** START Input data **

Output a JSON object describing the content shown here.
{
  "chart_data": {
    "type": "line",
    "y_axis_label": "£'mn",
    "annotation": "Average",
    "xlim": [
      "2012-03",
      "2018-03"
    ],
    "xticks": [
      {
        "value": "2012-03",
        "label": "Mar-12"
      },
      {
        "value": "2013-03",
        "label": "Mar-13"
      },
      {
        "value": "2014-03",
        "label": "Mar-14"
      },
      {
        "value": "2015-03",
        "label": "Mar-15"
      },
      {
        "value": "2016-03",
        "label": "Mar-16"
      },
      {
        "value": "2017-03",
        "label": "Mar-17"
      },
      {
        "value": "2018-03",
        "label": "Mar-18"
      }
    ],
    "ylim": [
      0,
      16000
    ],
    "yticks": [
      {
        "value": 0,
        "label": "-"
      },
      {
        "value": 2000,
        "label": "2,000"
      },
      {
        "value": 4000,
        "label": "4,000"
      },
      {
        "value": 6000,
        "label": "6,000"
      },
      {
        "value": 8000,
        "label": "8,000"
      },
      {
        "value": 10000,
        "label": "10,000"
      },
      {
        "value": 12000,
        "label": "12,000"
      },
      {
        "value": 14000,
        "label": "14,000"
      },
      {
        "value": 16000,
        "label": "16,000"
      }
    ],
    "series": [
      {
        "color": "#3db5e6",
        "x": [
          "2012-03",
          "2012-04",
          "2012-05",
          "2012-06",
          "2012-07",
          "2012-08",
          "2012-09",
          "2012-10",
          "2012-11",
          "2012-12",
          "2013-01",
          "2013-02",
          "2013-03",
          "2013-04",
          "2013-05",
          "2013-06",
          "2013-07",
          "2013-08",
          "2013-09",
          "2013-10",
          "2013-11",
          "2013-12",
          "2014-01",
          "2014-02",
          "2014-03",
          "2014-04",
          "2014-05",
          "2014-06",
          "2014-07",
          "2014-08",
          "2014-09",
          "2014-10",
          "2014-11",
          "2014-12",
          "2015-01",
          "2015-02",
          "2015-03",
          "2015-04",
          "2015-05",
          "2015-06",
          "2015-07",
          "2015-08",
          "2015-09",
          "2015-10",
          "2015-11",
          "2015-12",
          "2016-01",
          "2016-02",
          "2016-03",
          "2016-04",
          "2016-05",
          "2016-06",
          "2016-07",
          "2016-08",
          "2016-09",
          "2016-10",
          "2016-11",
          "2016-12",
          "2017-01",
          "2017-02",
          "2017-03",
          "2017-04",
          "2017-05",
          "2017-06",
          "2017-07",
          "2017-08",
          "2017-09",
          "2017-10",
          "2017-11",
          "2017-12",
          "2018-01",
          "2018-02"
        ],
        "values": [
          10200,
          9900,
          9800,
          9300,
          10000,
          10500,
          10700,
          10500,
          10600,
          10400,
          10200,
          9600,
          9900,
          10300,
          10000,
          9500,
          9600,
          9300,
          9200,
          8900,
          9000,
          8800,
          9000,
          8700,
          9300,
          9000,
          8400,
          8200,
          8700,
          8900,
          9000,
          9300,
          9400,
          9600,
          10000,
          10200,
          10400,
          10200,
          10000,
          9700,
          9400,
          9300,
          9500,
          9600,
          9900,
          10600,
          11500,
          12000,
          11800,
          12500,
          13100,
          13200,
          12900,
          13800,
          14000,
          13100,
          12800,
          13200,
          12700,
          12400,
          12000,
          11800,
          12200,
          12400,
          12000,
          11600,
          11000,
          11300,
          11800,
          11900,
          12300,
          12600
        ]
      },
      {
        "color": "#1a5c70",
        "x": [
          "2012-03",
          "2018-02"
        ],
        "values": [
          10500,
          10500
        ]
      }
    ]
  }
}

** END Input data **

What this task involves: Make an exact copy of every entry.

Full output:
Output a JSON object describing the content shown here.
{
  "chart_data": {
    "type": "line",
    "y_axis_label": "£'mn",
    "annotation": "Average",
    "xlim": [
      "2012-03",
      "2018-03"
    ],
    "xticks": [
      {
        "value": "2012-03",
        "label": "Mar-12"
      },
      {
        "value": "2013-03",
        "label": "Mar-13"
      },
      {
        "value": "2014-03",
        "label": "Mar-14"
      },
      {
        "value": "2015-03",
        "label": "Mar-15"
      },
      {
        "value": "2016-03",
        "label": "Mar-16"
      },
      {
        "value": "2017-03",
        "label": "Mar-17"
      },
      {
        "value": "2018-03",
        "label": "Mar-18"
      }
    ],
    "ylim": [
      0,
      16000
    ],
    "yticks": [
      {
        "value": 0,
        "label": "-"
      },
      {
        "value": 2000,
        "label": "2,000"
      },
      {
        "value": 4000,
        "label": "4,000"
      },
      {
        "value": 6000,
        "label": "6,000"
      },
      {
        "value": 8000,
        "label": "8,000"
      },
      {
        "value": 10000,
        "label": "10,000"
      },
      {
        "value": 12000,
        "label": "12,000"
      },
      {
        "value": 14000,
        "label": "14,000"
      },
      {
        "value": 16000,
        "label": "16,000"
      }
    ],
    "series": [
      {
        "color": "#3db5e6",
        "x": [
          "2012-03",
          "2012-04",
          "2012-05",
          "2012-06",
          "2012-07",
          "2012-08",
          "2012-09",
          "2012-10",
          "2012-11",
          "2012-12",
          "2013-01",
          "2013-02",
          "2013-03",
          "2013-04",
          "2013-05",
          "2013-06",
          "2013-07",
          "2013-08",
          "2013-09",
          "2013-10",
          "2013-11",
          "2013-12",
          "2014-01",
          "2014-02",
          "2014-03",
          "2014-04",
          "2014-05",
          "2014-06",
          "2014-07",
          "2014-08",
          "2014-09",
          "2014-10",
          "2014-11",
          "2014-12",
          "2015-01",
          "2015-02",
          "2015-03",
          "2015-04",
          "2015-05",
          "2015-06",
          "2015-07",
          "2015-08",
          "2015-09",
          "2015-10",
          "2015-11",
          "2015-12",
          "2016-01",
          "2016-02",
          "2016-03",
          "2016-04",
          "2016-05",
          "2016-06",
          "2016-07",
          "2016-08",
          "2016-09",
          "2016-10",
          "2016-11",
          "2016-12",
          "2017-01",
          "2017-02",
          "2017-03",
          "2017-04",
          "2017-05",
          "2017-06",
          "2017-07",
          "2017-08",
          "2017-09",
          "2017-10",
          "2017-11",
          "2017-12",
          "2018-01",
          "2018-02"
        ],
        "values": [
          10200,
          9900,
          9800,
          9300,
          10000,
          10500,
          10700,
          10500,
          10600,
          10400,
          10200,
          9600,
          9900,
          10300,
          10000,
          9500,
          9600,
          9300,
          9200,
          8900,
          9000,
          8800,
          9000,
          8700,
          9300,
          9000,
          8400,
          8200,
          8700,
          8900,
          9000,
          9300,
          9400,
          9600,
          10000,
          10200,
          10400,
          10200,
          10000,
          9700,
          9400,
          9300,
          9500,
          9600,
          9900,
          10600,
          11500,
          12000,
          11800,
          12500,
          13100,
          13200,
          12900,
          13800,
          14000,
          13100,
          12800,
          13200,
          12700,
          12400,
          12000,
          11800,
          12200,
          12400,
          12000,
          11600,
          11000,
          11300,
          11800,
          11900,
          12300,
          12600
        ]
      },
      {
        "color": "#1a5c70",
        "x": [
          "2012-03",
          "2018-02"
        ],
        "values": [
          10500,
          10500
        ]
      }
    ]
  }
}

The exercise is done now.